__Task prompt__.
Copy out all the records exactly.
::: Recorded information :::
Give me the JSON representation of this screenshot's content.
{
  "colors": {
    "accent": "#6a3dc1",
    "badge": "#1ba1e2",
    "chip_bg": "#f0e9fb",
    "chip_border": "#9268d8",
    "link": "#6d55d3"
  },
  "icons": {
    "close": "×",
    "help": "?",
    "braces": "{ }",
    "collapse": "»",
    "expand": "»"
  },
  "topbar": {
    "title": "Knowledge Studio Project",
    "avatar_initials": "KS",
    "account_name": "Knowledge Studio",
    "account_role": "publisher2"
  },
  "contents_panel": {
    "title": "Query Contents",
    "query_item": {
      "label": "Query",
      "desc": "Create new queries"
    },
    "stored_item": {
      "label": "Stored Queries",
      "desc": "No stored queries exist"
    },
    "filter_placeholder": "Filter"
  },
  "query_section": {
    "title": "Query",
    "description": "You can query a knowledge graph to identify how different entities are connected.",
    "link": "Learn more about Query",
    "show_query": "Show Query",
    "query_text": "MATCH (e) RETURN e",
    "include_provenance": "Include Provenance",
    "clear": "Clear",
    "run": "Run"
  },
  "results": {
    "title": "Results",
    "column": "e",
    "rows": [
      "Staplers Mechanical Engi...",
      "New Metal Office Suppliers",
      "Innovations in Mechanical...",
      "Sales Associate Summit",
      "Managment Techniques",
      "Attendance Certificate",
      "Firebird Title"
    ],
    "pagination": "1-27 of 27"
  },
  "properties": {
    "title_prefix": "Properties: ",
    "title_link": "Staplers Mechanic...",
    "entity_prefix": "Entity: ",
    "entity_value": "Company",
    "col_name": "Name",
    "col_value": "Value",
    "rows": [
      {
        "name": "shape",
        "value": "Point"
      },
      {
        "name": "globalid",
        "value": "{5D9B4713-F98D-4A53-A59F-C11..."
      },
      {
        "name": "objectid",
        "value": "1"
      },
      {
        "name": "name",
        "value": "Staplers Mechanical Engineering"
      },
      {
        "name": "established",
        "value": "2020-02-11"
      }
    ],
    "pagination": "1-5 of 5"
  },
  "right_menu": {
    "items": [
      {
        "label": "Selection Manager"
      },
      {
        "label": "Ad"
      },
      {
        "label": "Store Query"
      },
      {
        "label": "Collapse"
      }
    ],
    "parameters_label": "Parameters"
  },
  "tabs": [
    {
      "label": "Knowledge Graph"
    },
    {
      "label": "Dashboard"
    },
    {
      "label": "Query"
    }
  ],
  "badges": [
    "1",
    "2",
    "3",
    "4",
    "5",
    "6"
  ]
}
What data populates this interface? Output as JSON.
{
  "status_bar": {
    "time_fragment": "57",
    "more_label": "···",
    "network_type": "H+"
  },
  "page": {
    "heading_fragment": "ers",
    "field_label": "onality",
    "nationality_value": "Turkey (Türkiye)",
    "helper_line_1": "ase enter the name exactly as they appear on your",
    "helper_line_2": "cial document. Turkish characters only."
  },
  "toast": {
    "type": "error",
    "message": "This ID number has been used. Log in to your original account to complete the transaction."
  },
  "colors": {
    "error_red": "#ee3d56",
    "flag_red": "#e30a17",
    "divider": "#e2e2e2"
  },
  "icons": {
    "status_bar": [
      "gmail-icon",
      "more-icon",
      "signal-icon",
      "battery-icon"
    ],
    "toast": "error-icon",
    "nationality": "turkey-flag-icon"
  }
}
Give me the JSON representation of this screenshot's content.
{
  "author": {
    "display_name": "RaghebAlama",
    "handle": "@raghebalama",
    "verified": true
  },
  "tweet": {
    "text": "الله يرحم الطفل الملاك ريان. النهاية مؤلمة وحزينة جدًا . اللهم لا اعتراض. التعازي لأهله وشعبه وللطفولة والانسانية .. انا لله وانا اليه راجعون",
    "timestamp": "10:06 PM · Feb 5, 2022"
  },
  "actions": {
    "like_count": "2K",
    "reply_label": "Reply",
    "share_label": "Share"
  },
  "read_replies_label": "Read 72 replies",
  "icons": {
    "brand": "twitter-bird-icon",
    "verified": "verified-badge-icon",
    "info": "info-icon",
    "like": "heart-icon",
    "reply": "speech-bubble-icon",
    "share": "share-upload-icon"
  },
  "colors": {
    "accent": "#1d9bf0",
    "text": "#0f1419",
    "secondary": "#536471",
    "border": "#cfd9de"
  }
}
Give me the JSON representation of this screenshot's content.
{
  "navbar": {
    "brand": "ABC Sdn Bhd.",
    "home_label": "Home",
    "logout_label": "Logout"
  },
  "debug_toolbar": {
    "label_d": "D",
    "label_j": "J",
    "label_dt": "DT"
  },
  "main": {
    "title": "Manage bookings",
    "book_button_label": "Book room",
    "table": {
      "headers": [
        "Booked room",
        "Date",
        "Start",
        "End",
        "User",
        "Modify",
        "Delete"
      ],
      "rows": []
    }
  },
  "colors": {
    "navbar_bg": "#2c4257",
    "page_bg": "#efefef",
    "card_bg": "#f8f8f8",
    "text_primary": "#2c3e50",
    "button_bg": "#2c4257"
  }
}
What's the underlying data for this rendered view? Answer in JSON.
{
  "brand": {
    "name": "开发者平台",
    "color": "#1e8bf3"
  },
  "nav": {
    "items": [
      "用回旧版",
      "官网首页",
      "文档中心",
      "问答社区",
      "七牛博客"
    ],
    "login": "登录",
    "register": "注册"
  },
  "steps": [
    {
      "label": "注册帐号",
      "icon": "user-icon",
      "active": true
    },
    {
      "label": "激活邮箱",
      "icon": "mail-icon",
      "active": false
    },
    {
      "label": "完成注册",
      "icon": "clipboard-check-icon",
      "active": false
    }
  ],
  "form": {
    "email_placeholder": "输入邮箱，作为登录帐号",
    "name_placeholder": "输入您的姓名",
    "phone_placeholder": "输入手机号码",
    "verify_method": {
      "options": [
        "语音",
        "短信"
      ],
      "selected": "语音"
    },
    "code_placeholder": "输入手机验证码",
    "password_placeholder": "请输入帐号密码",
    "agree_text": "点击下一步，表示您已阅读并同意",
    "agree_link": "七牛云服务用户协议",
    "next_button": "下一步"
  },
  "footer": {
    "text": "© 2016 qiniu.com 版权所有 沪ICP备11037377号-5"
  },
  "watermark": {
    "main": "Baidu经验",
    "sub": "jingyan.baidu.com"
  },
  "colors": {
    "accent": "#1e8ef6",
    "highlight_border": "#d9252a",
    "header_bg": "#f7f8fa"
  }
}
:::
__Correct answer__.
Give me the JSON representation of this screenshot's content.
{
  "colors": {
    "accent": "#6a3dc1",
    "badge": "#1ba1e2",
    "chip_bg": "#f0e9fb",
    "chip_border": "#9268d8",
    "link": "#6d55d3"
  },
  "icons": {
    "close": "×",
    "help": "?",
    "braces": "{ }",
    "collapse": "»",
    "expand": "»"
  },
  "topbar": {
    "title": "Knowledge Studio Project",
    "avatar_initials": "KS",
    "account_name": "Knowledge Studio",
    "account_role": "publisher2"
  },
  "contents_panel": {
    "title": "Query Contents",
    "query_item": {
      "label": "Query",
      "desc": "Create new queries"
    },
    "stored_item": {
      "label": "Stored Queries",
      "desc": "No stored queries exist"
    },
    "filter_placeholder": "Filter"
  },
  "query_section": {
    "title": "Query",
    "description": "You can query a knowledge graph to identify how different entities are connected.",
    "link": "Learn more about Query",
    "show_query": "Show Query",
    "query_text": "MATCH (e) RETURN e",
    "include_provenance": "Include Provenance",
    "clear": "Clear",
    "run": "Run"
  },
  "results": {
    "title": "Results",
    "column": "e",
    "rows": [
      "Staplers Mechanical Engi...",
      "New Metal Office Suppliers",
      "Innovations in Mechanical...",
      "Sales Associate Summit",
      "Managment Techniques",
      "Attendance Certificate",
      "Firebird Title"
    ],
    "pagination": "1-27 of 27"
  },
  "properties": {
    "title_prefix": "Properties: ",
    "title_link": "Staplers Mechanic...",
    "entity_prefix": "Entity: ",
    "entity_value": "Company",
    "col_name": "Name",
    "col_value": "Value",
    "rows": [
      {
        "name": "shape",
        "value": "Point"
      },
      {
        "name": "globalid",
        "value": "{5D9B4713-F98D-4A53-A59F-C11..."
      },
      {
        "name": "objectid",
        "value": "1"
      },
      {
        "name": "name",
        "value": "Staplers Mechanical Engineering"
      },
      {
        "name": "established",
        "value": "2020-02-11"
      }
    ],
    "pagination": "1-5 of 5"
  },
  "right_menu": {
    "items": [
      {
        "label": "Selection Manager"
      },
      {
        "label": "Ad"
      },
      {
        "label": "Store Query"
      },
      {
        "label": "Collapse"
      }
    ],
    "parameters_label": "Parameters"
  },
  "tabs": [
    {
      "label": "Knowledge Graph"
    },
    {
      "label": "Dashboard"
    },
    {
      "label": "Query"
    }
  ],
  "badges": [
    "1",
    "2",
    "3",
    "4",
    "5",
    "6"
  ]
}
What data populates this interface? Output as JSON.
{
  "status_bar": {
    "time_fragment": "57",
    "more_label": "···",
    "network_type": "H+"
  },
  "page": {
    "heading_fragment": "ers",
    "field_label": "onality",
    "nationality_value": "Turkey (Türkiye)",
    "helper_line_1": "ase enter the name exactly as they appear on your",
    "helper_line_2": "cial document. Turkish characters only."
  },
  "toast": {
    "type": "error",
    "message": "This ID number has been used. Log in to your original account to complete the transaction."
  },
  "colors": {
    "error_red": "#ee3d56",
    "flag_red": "#e30a17",
    "divider": "#e2e2e2"
  },
  "icons": {
    "status_bar": [
      "gmail-icon",
      "more-icon",
      "signal-icon",
      "battery-icon"
    ],
    "toast": "error-icon",
    "nationality": "turkey-flag-icon"
  }
}
Give me the JSON representation of this screenshot's content.
{
  "author": {
    "display_name": "RaghebAlama",
    "handle": "@raghebalama",
    "verified": true
  },
  "tweet": {
    "text": "الله يرحم الطفل الملاك ريان. النهاية مؤلمة وحزينة جدًا . اللهم لا اعتراض. التعازي لأهله وشعبه وللطفولة والانسانية .. انا لله وانا اليه راجعون",
    "timestamp": "10:06 PM · Feb 5, 2022"
  },
  "actions": {
    "like_count": "2K",
    "reply_label": "Reply",
    "share_label": "Share"
  },
  "read_replies_label": "Read 72 replies",
  "icons": {
    "brand": "twitter-bird-icon",
    "verified": "verified-badge-icon",
    "info": "info-icon",
    "like": "heart-icon",
    "reply": "speech-bubble-icon",
    "share": "share-upload-icon"
  },
  "colors": {
    "accent": "#1d9bf0",
    "text": "#0f1419",
    "secondary": "#536471",
    "border": "#cfd9de"
  }
}
Give me the JSON representation of this screenshot's content.
{
  "navbar": {
    "brand": "ABC Sdn Bhd.",
    "home_label": "Home",
    "logout_label": "Logout"
  },
  "debug_toolbar": {
    "label_d": "D",
    "label_j": "J",
    "label_dt": "DT"
  },
  "main": {
    "title": "Manage bookings",
    "book_button_label": "Book room",
    "table": {
      "headers": [
        "Booked room",
        "Date",
        "Start",
        "End",
        "User",
        "Modify",
        "Delete"
      ],
      "rows": []
    }
  },
  "colors": {
    "navbar_bg": "#2c4257",
    "page_bg": "#efefef",
    "card_bg": "#f8f8f8",
    "text_primary": "#2c3e50",
    "button_bg": "#2c4257"
  }
}
What's the underlying data for this rendered view? Answer in JSON.
{
  "brand": {
    "name": "开发者平台",
    "color": "#1e8bf3"
  },
  "nav": {
    "items": [
      "用回旧版",
      "官网首页",
      "文档中心",
      "问答社区",
      "七牛博客"
    ],
    "login": "登录",
    "register": "注册"
  },
  "steps": [
    {
      "label": "注册帐号",
      "icon": "user-icon",
      "active": true
    },
    {
      "label": "激活邮箱",
      "icon": "mail-icon",
      "active": false
    },
    {
      "label": "完成注册",
      "icon": "clipboard-check-icon",
      "active": false
    }
  ],
  "form": {
    "email_placeholder": "输入邮箱，作为登录帐号",
    "name_placeholder": "输入您的姓名",
    "phone_placeholder": "输入手机号码",
    "verify_method": {
      "options": [
        "语音",
        "短信"
      ],
      "selected": "语音"
    },
    "code_placeholder": "输入手机验证码",
    "password_placeholder": "请输入帐号密码",
    "agree_text": "点击下一步，表示您已阅读并同意",
    "agree_link": "七牛云服务用户协议",
    "next_button": "下一步"
  },
  "footer": {
    "text": "© 2016 qiniu.com 版权所有 沪ICP备11037377号-5"
  },
  "watermark": {
    "main": "Baidu经验",
    "sub": "jingyan.baidu.com"
  },
  "colors": {
    "accent": "#1e8ef6",
    "highlight_border": "#d9252a",
    "header_bg": "#f7f8fa"
  }
}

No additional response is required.